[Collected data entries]

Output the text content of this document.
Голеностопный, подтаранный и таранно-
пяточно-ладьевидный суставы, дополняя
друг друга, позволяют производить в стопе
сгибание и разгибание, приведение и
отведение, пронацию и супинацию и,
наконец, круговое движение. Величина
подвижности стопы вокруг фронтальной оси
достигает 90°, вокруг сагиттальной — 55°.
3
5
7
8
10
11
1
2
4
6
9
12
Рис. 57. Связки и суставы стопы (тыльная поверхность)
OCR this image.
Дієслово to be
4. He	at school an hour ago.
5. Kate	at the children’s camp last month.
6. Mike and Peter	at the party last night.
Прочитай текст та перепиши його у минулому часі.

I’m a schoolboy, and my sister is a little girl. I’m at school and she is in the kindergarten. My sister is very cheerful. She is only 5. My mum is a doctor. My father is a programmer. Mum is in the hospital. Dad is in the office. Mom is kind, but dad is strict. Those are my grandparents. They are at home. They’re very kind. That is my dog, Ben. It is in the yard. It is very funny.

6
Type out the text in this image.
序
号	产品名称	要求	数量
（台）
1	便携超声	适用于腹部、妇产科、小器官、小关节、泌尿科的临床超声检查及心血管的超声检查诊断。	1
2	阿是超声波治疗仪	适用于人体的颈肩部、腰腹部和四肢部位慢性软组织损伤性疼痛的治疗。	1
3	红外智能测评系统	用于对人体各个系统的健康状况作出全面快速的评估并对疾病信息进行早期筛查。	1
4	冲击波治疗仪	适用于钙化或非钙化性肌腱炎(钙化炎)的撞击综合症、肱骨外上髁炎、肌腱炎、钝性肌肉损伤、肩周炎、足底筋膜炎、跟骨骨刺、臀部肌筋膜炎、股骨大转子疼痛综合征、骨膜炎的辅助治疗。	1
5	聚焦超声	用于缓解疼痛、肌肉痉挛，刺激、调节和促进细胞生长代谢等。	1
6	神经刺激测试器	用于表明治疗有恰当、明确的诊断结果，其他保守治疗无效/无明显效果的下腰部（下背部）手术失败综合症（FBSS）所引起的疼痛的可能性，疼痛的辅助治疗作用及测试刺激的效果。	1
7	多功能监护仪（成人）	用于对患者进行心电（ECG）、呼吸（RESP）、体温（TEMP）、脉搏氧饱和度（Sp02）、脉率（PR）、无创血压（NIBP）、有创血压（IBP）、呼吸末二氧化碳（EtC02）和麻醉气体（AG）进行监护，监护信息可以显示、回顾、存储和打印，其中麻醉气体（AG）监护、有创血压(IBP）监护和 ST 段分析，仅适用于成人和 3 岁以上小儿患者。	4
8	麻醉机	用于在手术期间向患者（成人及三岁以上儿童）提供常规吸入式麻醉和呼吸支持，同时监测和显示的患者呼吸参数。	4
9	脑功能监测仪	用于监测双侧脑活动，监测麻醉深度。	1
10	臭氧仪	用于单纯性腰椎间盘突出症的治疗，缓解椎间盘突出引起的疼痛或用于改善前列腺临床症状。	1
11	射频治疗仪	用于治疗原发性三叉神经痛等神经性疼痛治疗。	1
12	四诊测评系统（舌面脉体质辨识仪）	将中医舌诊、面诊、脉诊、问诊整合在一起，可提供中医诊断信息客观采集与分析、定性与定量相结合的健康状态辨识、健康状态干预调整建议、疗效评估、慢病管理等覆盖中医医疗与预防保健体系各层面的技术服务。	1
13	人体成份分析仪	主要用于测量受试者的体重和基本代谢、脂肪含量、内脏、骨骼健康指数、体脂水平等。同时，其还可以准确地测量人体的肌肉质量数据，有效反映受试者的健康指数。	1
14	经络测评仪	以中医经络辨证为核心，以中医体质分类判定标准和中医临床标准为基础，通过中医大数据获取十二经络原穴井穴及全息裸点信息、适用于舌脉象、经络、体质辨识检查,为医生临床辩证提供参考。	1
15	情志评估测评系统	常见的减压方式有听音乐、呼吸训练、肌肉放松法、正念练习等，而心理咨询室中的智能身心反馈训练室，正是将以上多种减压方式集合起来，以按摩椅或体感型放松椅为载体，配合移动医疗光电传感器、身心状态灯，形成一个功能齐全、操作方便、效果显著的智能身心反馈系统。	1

[TASK]: In the entries above, find every line holding the word "last" and copy it out.

[SOLVED EXERCISE]:
5. Kate	at the children’s camp last month.
6. Mike and Peter	at the party last night.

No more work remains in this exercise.